_TASK OBJECTIVE_
Find each line with "xlabel" and copy it.

_DATASET EXCERPTS_

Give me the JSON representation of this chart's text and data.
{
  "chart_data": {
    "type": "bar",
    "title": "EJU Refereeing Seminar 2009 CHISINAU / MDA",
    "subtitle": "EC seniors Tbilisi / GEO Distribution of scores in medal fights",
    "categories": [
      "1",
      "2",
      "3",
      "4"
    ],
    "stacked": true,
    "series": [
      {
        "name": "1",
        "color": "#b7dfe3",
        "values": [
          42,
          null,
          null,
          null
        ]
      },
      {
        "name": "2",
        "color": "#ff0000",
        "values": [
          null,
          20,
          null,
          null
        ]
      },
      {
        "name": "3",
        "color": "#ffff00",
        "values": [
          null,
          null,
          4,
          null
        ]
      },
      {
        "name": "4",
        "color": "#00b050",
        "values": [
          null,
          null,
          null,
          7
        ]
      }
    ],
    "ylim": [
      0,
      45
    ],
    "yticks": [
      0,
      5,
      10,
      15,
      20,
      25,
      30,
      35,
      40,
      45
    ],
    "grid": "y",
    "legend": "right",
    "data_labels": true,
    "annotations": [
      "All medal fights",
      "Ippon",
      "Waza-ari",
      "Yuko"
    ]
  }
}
...
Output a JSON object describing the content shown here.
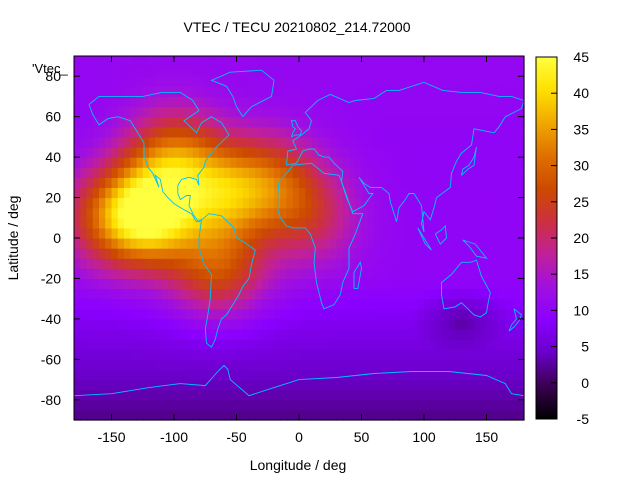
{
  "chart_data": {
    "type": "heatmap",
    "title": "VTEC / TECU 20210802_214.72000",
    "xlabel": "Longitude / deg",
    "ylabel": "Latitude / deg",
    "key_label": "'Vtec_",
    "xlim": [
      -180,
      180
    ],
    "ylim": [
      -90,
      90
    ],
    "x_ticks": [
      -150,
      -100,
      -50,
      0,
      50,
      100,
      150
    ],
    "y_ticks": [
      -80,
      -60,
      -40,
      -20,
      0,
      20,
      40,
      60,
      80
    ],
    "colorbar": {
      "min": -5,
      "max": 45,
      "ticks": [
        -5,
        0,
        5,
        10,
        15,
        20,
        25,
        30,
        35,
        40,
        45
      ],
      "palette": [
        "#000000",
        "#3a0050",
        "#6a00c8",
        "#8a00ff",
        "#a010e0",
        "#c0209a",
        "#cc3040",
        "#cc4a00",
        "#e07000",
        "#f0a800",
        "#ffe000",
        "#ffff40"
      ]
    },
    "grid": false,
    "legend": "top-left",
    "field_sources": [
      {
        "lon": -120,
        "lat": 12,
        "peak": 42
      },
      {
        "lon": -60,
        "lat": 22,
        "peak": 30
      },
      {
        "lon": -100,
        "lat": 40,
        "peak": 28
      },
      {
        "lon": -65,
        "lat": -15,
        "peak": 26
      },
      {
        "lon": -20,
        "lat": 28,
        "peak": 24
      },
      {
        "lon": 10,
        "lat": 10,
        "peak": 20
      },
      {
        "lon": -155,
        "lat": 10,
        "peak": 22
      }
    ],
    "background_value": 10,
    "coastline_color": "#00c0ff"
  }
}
...
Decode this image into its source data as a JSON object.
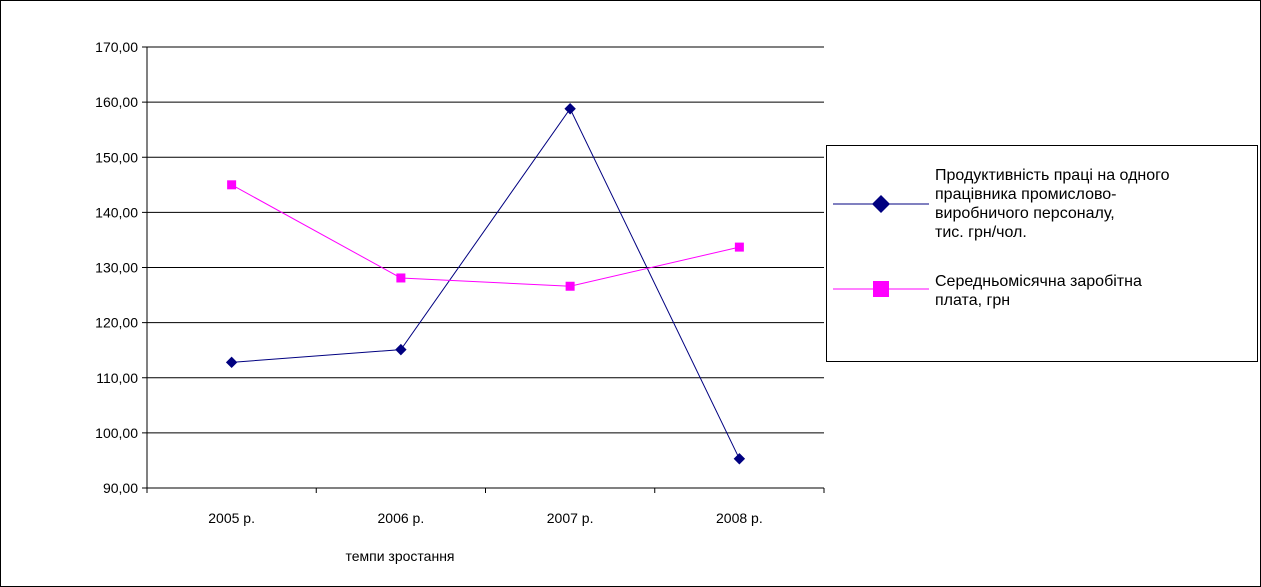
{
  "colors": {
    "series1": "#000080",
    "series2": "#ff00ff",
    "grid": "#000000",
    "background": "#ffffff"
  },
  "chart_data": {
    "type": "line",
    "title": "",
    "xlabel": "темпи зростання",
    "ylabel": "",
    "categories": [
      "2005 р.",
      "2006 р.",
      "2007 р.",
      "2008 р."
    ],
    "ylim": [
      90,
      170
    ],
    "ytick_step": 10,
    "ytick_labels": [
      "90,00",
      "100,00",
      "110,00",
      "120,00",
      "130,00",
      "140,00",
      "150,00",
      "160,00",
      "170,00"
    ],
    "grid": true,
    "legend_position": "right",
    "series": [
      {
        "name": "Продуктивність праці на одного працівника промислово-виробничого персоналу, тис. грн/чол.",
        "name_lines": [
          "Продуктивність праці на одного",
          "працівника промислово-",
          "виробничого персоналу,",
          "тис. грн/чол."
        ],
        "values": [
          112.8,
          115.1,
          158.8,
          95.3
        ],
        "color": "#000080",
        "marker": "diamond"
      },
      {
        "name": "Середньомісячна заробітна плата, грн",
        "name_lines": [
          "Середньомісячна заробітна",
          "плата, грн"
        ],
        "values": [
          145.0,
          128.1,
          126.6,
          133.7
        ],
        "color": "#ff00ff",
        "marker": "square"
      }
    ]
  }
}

_SOLUTION TO THIS EXERCISE_
    "xlabel": "Longitude / deg",
    "xlabel": "темпи зростання",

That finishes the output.